## Task instructions
Output all lines exactly, with nothing added or dropped.

(Dataset rows about figures)
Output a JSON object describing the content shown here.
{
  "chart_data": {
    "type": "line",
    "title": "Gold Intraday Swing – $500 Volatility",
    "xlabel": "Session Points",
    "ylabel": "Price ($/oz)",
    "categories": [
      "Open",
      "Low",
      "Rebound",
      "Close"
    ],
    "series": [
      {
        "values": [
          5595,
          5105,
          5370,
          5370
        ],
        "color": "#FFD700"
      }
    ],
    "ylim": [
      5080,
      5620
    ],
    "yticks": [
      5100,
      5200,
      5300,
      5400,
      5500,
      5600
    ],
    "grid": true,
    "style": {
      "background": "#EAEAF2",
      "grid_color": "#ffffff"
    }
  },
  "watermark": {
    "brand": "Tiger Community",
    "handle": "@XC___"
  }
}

## Exercise output
Output a JSON object describing the content shown here.
{
  "chart_data": {
    "type": "line",
    "title": "Gold Intraday Swing – $500 Volatility",
    "xlabel": "Session Points",
    "ylabel": "Price ($/oz)",
    "categories": [
      "Open",
      "Low",
      "Rebound",
      "Close"
    ],
    "series": [
      {
        "values": [
          5595,
          5105,
          5370,
          5370
        ],
        "color": "#FFD700"
      }
    ],
    "ylim": [
      5080,
      5620
    ],
    "yticks": [
      5100,
      5200,
      5300,
      5400,
      5500,
      5600
    ],
    "grid": true,
    "style": {
      "background": "#EAEAF2",
      "grid_color": "#ffffff"
    }
  },
  "watermark": {
    "brand": "Tiger Community",
    "handle": "@XC___"
  }
}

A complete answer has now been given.